• [Listed entries]:
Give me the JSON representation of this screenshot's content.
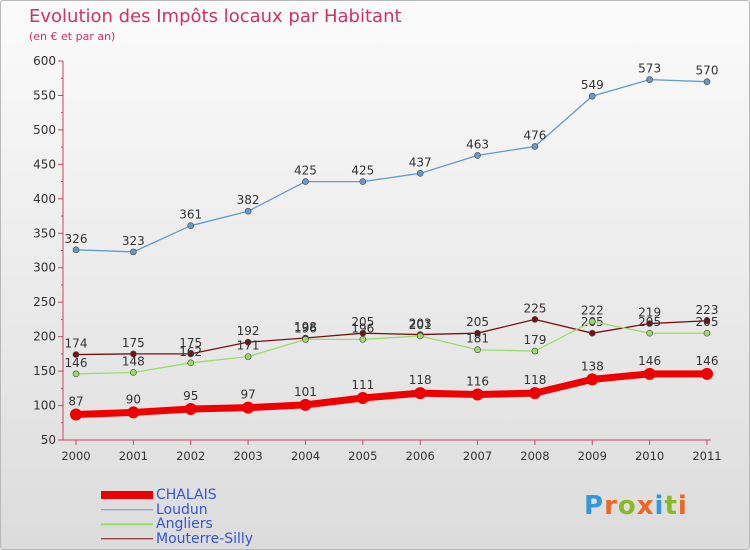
{
  "title": "Evolution des Impôts locaux par Habitant",
  "subtitle": "(en € et par an)",
  "logo": "Proxiti",
  "chart_data": {
    "type": "line",
    "title": "Evolution des Impôts locaux par Habitant",
    "subtitle": "(en € et par an)",
    "x": [
      "2000",
      "2001",
      "2002",
      "2003",
      "2004",
      "2005",
      "2006",
      "2007",
      "2008",
      "2009",
      "2010",
      "2011"
    ],
    "ylim": [
      50,
      600
    ],
    "yticks": [
      50,
      100,
      150,
      200,
      250,
      300,
      350,
      400,
      450,
      500,
      550,
      600
    ],
    "grid": false,
    "legend_position": "bottom-left",
    "series": [
      {
        "name": "CHALAIS",
        "color": "#ee0000",
        "values": [
          87,
          90,
          95,
          97,
          101,
          111,
          118,
          116,
          118,
          138,
          146,
          146
        ]
      },
      {
        "name": "Loudun",
        "color": "#6699cc",
        "values": [
          326,
          323,
          361,
          382,
          425,
          425,
          437,
          463,
          476,
          549,
          573,
          570
        ]
      },
      {
        "name": "Angliers",
        "color": "#99dd66",
        "values": [
          146,
          148,
          162,
          171,
          196,
          196,
          201,
          181,
          179,
          222,
          205,
          205
        ]
      },
      {
        "name": "Mouterre-Silly",
        "color": "#771111",
        "values": [
          174,
          175,
          175,
          192,
          198,
          205,
          203,
          205,
          225,
          205,
          219,
          223
        ]
      }
    ]
  }
}
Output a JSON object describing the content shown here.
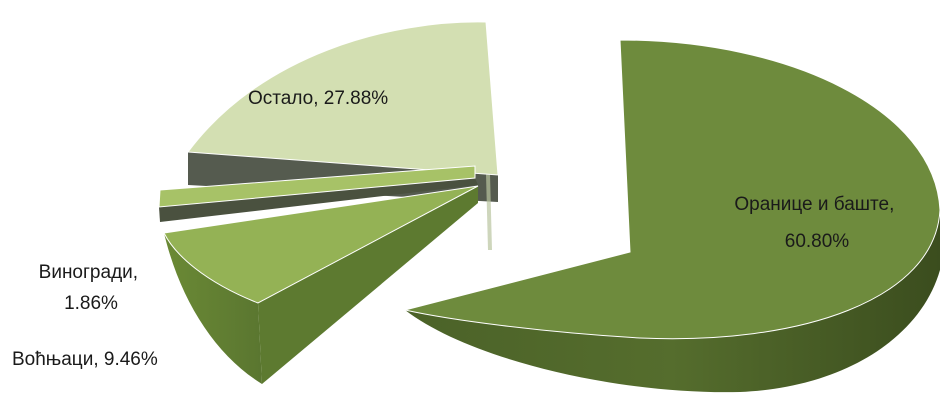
{
  "chart_data": {
    "type": "pie",
    "title": "",
    "style": "3d-exploded",
    "legend": "none",
    "slices": [
      {
        "label": "Оранице и баште",
        "value": 60.8,
        "display": "60.80%",
        "color": "#6e8b3d"
      },
      {
        "label": "Остало",
        "value": 27.88,
        "display": "27.88%",
        "color": "#d3dfb2"
      },
      {
        "label": "Виногради",
        "value": 1.86,
        "display": "1.86%",
        "color": "#a7c267"
      },
      {
        "label": "Воћњаци",
        "value": 9.46,
        "display": "9.46%",
        "color": "#94b255"
      }
    ]
  }
}
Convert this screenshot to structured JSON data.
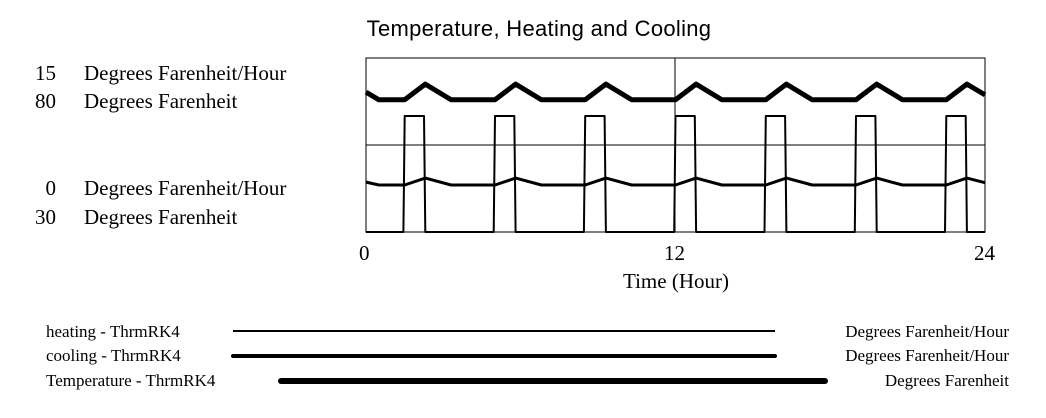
{
  "chart_data": {
    "type": "line",
    "title": "Temperature, Heating and Cooling",
    "xlabel": "Time (Hour)",
    "xlim": [
      0,
      24
    ],
    "xticks": [
      "0",
      "12",
      "24"
    ],
    "grid": true,
    "axes": [
      {
        "max": "15",
        "min": "0",
        "unit": "Degrees Farenheit/Hour",
        "range": [
          0,
          15
        ]
      },
      {
        "max": "80",
        "min": "30",
        "unit": "Degrees Farenheit",
        "range": [
          30,
          80
        ]
      }
    ],
    "series": [
      {
        "name": "heating - ThrmRK4",
        "unit": "Degrees Farenheit/Hour",
        "axis": 0,
        "stroke": 2,
        "points": [
          [
            0,
            0
          ],
          [
            1.45,
            0
          ],
          [
            1.5,
            10
          ],
          [
            2.25,
            10
          ],
          [
            2.3,
            0
          ],
          [
            4.95,
            0
          ],
          [
            5,
            10
          ],
          [
            5.75,
            10
          ],
          [
            5.8,
            0
          ],
          [
            8.45,
            0
          ],
          [
            8.5,
            10
          ],
          [
            9.25,
            10
          ],
          [
            9.3,
            0
          ],
          [
            11.95,
            0
          ],
          [
            12,
            10
          ],
          [
            12.75,
            10
          ],
          [
            12.8,
            0
          ],
          [
            15.45,
            0
          ],
          [
            15.5,
            10
          ],
          [
            16.25,
            10
          ],
          [
            16.3,
            0
          ],
          [
            18.95,
            0
          ],
          [
            19,
            10
          ],
          [
            19.75,
            10
          ],
          [
            19.8,
            0
          ],
          [
            22.45,
            0
          ],
          [
            22.5,
            10
          ],
          [
            23.25,
            10
          ],
          [
            23.3,
            0
          ],
          [
            24,
            0
          ]
        ]
      },
      {
        "name": "cooling - ThrmRK4",
        "unit": "Degrees Farenheit/Hour",
        "axis": 0,
        "stroke": 3,
        "points": [
          [
            0,
            4.3
          ],
          [
            0.5,
            4.05
          ],
          [
            1.5,
            4.05
          ],
          [
            2.3,
            4.65
          ],
          [
            3.3,
            4.05
          ],
          [
            5,
            4.05
          ],
          [
            5.8,
            4.65
          ],
          [
            6.8,
            4.05
          ],
          [
            8.5,
            4.05
          ],
          [
            9.3,
            4.65
          ],
          [
            10.3,
            4.05
          ],
          [
            12,
            4.05
          ],
          [
            12.8,
            4.65
          ],
          [
            13.8,
            4.05
          ],
          [
            15.5,
            4.05
          ],
          [
            16.3,
            4.65
          ],
          [
            17.3,
            4.05
          ],
          [
            19,
            4.05
          ],
          [
            19.8,
            4.65
          ],
          [
            20.8,
            4.05
          ],
          [
            22.5,
            4.05
          ],
          [
            23.3,
            4.65
          ],
          [
            24,
            4.25
          ]
        ]
      },
      {
        "name": "Temperature - ThrmRK4",
        "unit": "Degrees Farenheit",
        "axis": 1,
        "stroke": 5,
        "points": [
          [
            0,
            70.2
          ],
          [
            0.5,
            68
          ],
          [
            1.5,
            68
          ],
          [
            2.3,
            72.5
          ],
          [
            3.3,
            68
          ],
          [
            5,
            68
          ],
          [
            5.8,
            72.5
          ],
          [
            6.8,
            68
          ],
          [
            8.5,
            68
          ],
          [
            9.3,
            72.5
          ],
          [
            10.3,
            68
          ],
          [
            12,
            68
          ],
          [
            12.8,
            72.5
          ],
          [
            13.8,
            68
          ],
          [
            15.5,
            68
          ],
          [
            16.3,
            72.5
          ],
          [
            17.3,
            68
          ],
          [
            19,
            68
          ],
          [
            19.8,
            72.5
          ],
          [
            20.8,
            68
          ],
          [
            22.5,
            68
          ],
          [
            23.3,
            72.5
          ],
          [
            24,
            69.4
          ]
        ]
      }
    ],
    "legend_placement": "bottom"
  }
}
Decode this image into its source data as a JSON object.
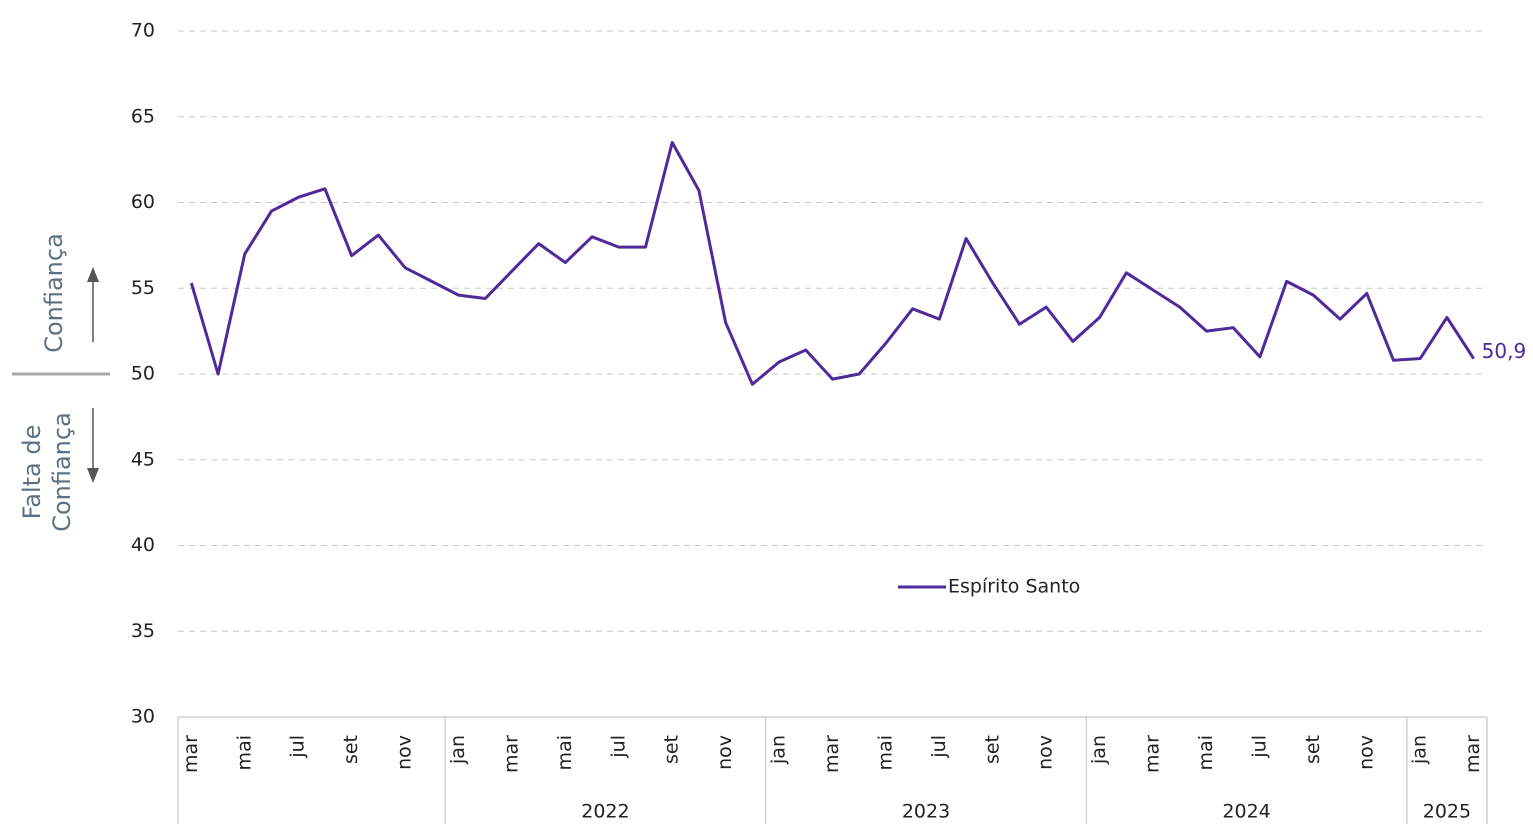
{
  "chart_data": {
    "type": "line",
    "categories": [
      "mar",
      null,
      "mai",
      null,
      "jul",
      null,
      "set",
      null,
      "nov",
      null,
      "jan",
      null,
      "mar",
      null,
      "mai",
      null,
      "jul",
      null,
      "set",
      null,
      "nov",
      null,
      "jan",
      null,
      "mar",
      null,
      "mai",
      null,
      "jul",
      null,
      "set",
      null,
      "nov",
      null,
      "jan",
      null,
      "mar",
      null,
      "mai",
      null,
      "jul",
      null,
      "set",
      null,
      "nov",
      null,
      "jan",
      null,
      "mar"
    ],
    "year_groups": [
      {
        "label": null,
        "count": 10
      },
      {
        "label": "2022",
        "count": 12
      },
      {
        "label": "2023",
        "count": 12
      },
      {
        "label": "2024",
        "count": 12
      },
      {
        "label": "2025",
        "count": 3
      }
    ],
    "series": [
      {
        "name": "Espírito Santo",
        "color": "#4f2a9a",
        "values": [
          55.3,
          50.0,
          57.0,
          59.5,
          60.3,
          60.8,
          56.9,
          58.1,
          56.2,
          55.4,
          54.6,
          54.4,
          56.0,
          57.6,
          56.5,
          58.0,
          57.4,
          57.4,
          63.5,
          60.7,
          53.0,
          49.4,
          50.7,
          51.4,
          49.7,
          50.0,
          51.8,
          53.8,
          53.2,
          57.9,
          55.3,
          52.9,
          53.9,
          51.9,
          53.3,
          55.9,
          54.9,
          53.9,
          52.5,
          52.7,
          51.0,
          55.4,
          54.6,
          53.2,
          54.7,
          50.8,
          50.9,
          53.3,
          50.9
        ],
        "end_label": "50,9"
      }
    ],
    "ylim": [
      30,
      70
    ],
    "yticks": [
      30,
      35,
      40,
      45,
      50,
      55,
      60,
      65,
      70
    ],
    "grid": true,
    "threshold": 50,
    "annotations": {
      "above": "Confiança",
      "below": [
        "Falta de",
        "Confiança"
      ]
    }
  }
}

• [Work instructions]: Each line in the listing above that contains "this" should be copied.

• [Result of the exercise]:
Give me the JSON representation of this screenshot's content.
Convert this screenshot to structured JSON data.
Decode this image into its source data as a JSON object.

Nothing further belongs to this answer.